Task requirements >> Select lines where the word "PCIe" appears.

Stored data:
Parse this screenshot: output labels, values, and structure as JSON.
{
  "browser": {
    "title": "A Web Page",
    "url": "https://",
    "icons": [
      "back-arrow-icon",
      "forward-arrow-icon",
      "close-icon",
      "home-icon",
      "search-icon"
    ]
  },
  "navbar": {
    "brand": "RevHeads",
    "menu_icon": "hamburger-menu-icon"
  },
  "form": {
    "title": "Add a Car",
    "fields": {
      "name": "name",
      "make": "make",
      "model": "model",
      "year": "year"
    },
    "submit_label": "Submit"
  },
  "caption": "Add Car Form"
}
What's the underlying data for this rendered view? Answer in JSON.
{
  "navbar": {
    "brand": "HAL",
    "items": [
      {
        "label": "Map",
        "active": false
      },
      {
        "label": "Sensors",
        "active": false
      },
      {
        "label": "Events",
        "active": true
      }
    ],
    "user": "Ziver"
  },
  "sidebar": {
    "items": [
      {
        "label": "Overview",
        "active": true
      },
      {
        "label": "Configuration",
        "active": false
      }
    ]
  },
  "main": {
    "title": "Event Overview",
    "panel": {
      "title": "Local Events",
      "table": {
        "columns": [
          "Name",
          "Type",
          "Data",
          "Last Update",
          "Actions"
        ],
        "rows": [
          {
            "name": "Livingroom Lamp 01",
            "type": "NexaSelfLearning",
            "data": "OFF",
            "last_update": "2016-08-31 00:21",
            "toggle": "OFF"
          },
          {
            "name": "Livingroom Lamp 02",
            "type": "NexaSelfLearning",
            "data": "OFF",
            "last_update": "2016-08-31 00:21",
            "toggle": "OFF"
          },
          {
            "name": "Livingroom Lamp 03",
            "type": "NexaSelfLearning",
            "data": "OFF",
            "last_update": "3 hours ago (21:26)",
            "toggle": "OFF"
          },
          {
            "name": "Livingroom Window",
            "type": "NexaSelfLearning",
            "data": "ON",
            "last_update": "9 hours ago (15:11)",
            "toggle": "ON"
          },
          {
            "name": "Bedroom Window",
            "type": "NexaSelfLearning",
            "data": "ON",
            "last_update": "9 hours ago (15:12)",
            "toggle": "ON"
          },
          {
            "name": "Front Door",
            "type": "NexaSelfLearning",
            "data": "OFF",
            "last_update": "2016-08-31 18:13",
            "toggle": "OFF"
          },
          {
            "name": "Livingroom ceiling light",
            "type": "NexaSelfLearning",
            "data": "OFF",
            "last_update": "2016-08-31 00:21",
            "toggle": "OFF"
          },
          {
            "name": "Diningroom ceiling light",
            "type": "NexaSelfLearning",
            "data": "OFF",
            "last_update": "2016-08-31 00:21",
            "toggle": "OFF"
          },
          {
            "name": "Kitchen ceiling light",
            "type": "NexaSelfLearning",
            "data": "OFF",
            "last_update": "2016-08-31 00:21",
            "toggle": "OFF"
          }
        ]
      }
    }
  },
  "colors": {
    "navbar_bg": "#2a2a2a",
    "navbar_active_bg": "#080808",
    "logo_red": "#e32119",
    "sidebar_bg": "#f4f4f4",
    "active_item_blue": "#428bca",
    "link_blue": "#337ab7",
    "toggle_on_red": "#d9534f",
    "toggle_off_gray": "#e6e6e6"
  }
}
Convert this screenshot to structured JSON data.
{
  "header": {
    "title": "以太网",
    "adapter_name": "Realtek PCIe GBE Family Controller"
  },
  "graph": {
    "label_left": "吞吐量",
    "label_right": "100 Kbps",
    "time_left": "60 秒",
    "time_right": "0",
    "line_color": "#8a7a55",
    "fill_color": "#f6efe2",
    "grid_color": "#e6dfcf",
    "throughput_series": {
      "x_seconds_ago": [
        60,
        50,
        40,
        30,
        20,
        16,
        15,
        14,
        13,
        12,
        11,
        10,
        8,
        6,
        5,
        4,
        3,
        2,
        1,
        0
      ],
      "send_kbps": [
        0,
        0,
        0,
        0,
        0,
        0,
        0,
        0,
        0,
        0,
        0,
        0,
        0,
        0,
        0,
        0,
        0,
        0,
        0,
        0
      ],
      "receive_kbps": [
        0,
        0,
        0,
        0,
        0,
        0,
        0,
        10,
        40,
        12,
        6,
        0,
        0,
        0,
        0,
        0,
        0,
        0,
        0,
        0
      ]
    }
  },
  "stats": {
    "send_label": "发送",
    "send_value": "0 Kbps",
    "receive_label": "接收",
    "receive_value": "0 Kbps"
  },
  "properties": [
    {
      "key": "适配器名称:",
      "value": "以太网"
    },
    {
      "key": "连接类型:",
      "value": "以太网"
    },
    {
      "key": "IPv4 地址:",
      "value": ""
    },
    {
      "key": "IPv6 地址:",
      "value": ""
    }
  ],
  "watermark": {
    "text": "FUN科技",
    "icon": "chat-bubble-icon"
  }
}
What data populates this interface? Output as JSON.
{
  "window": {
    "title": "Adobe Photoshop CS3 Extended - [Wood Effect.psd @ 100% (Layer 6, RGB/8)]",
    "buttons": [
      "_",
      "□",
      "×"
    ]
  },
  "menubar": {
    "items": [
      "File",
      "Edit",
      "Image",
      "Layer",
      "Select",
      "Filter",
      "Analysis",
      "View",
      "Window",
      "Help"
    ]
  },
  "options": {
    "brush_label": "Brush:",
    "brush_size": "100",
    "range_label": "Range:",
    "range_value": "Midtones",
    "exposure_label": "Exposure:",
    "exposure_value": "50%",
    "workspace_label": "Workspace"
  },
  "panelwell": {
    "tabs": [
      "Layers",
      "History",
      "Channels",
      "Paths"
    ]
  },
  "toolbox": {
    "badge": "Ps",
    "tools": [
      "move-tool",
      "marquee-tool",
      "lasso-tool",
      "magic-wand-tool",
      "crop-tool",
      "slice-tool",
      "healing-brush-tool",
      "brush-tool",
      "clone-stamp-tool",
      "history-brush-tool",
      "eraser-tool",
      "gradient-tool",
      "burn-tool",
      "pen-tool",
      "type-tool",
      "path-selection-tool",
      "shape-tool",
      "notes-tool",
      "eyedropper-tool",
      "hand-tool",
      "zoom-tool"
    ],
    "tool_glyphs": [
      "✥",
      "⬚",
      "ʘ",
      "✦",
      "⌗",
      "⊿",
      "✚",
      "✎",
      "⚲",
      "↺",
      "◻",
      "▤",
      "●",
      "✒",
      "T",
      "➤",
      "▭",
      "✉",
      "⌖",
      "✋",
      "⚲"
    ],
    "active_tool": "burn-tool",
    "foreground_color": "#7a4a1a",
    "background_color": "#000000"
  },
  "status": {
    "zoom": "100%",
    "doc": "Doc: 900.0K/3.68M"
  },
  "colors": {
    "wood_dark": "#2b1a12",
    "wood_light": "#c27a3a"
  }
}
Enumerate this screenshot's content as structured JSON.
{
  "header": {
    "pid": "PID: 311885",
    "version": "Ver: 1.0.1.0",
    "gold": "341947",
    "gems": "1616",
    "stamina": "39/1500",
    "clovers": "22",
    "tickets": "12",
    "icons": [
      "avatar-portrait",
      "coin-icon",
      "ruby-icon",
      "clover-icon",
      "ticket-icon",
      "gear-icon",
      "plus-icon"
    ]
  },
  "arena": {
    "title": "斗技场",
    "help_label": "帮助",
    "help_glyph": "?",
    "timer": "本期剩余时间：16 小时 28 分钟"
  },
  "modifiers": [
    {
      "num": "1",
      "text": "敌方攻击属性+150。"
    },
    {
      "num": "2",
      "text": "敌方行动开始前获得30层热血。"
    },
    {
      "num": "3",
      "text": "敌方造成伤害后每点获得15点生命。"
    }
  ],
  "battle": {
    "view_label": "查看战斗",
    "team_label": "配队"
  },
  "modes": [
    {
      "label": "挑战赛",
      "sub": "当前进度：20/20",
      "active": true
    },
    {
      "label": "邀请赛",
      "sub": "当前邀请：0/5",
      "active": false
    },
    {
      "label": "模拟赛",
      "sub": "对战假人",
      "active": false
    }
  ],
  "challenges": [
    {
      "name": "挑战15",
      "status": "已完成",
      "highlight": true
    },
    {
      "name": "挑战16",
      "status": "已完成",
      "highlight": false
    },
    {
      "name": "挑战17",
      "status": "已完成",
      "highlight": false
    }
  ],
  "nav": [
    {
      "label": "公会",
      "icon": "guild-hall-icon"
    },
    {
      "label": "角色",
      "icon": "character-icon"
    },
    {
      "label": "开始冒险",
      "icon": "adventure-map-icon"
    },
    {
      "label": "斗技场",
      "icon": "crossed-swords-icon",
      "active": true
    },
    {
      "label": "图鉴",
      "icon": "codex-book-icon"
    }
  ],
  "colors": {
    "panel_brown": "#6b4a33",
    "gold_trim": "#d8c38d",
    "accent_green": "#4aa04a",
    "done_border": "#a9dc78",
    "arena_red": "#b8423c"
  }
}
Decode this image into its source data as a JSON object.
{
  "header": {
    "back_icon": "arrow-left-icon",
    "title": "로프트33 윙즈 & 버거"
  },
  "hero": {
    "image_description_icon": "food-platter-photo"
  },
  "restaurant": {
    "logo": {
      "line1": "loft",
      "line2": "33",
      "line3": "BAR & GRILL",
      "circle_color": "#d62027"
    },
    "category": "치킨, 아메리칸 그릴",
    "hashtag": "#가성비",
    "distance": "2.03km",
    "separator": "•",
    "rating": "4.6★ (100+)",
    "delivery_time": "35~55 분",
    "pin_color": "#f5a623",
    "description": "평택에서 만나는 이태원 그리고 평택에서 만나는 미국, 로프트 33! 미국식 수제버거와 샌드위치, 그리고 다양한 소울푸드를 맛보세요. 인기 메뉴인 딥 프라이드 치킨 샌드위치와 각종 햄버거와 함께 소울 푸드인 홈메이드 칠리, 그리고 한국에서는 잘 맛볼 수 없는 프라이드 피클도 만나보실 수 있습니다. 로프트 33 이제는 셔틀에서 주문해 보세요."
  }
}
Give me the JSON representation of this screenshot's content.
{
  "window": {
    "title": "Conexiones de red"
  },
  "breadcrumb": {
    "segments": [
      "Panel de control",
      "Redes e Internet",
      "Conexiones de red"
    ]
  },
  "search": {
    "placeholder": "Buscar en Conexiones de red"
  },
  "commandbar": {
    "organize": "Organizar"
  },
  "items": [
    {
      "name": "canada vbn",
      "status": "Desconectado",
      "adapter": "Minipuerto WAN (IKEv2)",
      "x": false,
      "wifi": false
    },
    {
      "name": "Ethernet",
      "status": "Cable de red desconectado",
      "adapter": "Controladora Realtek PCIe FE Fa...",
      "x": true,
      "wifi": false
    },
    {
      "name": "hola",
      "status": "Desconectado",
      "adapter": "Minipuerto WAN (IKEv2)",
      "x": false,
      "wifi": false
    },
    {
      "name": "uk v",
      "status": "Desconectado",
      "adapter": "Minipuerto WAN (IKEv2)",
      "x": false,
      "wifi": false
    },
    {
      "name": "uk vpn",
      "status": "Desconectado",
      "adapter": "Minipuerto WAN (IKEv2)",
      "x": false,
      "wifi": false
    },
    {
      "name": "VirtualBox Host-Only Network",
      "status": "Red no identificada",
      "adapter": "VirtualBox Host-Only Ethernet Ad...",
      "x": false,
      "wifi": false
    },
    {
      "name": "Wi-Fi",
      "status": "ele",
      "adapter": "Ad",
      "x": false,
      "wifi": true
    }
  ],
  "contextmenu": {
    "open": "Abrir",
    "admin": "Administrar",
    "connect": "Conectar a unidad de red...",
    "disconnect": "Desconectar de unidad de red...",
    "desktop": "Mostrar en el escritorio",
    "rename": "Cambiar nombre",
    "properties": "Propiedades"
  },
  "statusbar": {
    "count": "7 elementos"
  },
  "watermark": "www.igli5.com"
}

Task answer >>
    "adapter_name": "Realtek PCIe GBE Family Controller"
      "adapter": "Controladora Realtek PCIe FE Fa...",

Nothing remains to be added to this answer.